## BEGIN

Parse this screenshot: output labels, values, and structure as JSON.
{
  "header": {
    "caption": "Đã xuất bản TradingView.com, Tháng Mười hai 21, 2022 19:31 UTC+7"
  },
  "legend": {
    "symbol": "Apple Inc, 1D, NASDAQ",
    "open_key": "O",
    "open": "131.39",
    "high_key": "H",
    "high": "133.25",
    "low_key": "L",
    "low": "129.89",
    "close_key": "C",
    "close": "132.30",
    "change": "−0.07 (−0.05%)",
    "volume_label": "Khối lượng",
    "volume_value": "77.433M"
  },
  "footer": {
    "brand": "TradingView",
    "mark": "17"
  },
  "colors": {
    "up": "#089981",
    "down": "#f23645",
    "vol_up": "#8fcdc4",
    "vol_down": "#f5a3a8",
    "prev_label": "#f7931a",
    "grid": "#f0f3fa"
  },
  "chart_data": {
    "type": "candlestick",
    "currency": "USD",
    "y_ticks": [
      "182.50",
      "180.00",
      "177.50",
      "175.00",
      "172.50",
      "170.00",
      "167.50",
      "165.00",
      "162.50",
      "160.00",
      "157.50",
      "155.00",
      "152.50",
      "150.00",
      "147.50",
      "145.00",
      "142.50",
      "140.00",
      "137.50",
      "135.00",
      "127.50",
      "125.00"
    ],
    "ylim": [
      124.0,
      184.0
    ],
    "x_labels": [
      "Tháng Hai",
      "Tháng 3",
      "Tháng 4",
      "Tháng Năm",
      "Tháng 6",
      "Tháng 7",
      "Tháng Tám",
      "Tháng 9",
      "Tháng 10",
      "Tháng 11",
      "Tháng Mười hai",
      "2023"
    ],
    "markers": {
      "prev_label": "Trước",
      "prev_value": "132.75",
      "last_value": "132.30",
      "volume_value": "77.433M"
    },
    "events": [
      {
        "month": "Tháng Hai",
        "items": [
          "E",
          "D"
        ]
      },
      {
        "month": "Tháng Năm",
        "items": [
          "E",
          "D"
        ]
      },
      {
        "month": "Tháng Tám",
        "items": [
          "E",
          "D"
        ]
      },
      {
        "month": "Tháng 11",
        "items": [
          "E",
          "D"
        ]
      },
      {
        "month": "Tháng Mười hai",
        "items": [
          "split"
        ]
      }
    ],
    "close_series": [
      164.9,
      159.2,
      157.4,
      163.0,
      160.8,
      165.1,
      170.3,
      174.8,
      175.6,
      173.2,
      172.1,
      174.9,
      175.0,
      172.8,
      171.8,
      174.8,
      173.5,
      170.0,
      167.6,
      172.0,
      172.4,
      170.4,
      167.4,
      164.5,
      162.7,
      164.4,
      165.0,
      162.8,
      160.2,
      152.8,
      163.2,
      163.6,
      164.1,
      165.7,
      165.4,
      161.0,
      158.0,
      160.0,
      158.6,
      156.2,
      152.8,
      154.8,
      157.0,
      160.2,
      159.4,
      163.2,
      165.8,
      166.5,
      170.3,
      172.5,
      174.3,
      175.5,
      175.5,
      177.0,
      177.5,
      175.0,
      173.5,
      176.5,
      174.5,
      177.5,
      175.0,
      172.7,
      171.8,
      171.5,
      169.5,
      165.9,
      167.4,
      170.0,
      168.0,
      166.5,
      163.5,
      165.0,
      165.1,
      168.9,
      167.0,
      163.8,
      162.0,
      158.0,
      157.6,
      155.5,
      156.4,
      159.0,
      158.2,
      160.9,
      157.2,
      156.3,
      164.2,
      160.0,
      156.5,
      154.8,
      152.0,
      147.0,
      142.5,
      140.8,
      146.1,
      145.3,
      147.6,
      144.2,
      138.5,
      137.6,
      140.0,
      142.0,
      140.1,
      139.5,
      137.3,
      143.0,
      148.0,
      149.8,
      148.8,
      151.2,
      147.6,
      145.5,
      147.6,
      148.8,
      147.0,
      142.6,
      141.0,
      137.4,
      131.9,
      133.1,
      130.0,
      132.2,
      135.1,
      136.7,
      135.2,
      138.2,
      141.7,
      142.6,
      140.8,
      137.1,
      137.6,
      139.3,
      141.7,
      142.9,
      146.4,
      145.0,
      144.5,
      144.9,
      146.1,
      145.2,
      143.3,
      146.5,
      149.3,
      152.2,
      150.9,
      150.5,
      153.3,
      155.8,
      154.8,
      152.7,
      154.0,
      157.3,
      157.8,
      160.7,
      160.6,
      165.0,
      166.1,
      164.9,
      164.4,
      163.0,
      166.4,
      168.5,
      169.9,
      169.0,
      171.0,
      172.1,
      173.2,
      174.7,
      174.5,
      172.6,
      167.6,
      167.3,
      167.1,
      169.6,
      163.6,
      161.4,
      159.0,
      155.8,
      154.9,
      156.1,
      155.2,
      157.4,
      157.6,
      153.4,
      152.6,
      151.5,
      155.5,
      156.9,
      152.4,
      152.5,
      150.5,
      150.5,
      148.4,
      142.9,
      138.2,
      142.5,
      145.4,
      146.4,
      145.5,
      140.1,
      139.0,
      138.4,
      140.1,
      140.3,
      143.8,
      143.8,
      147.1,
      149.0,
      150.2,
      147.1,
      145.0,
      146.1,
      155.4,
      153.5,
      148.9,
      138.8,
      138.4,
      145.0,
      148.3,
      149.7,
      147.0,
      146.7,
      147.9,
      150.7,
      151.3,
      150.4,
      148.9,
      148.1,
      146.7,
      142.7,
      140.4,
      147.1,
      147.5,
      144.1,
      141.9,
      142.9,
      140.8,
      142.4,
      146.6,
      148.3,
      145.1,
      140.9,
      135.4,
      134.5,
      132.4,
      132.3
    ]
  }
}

## END

Look through the data above. Copy every line with the string "month" in it.

→ **Exercise answer**:
        "month": "Tháng Hai",
        "month": "Tháng Năm",
        "month": "Tháng Tám",
        "month": "Tháng 11",
        "month": "Tháng Mười hai",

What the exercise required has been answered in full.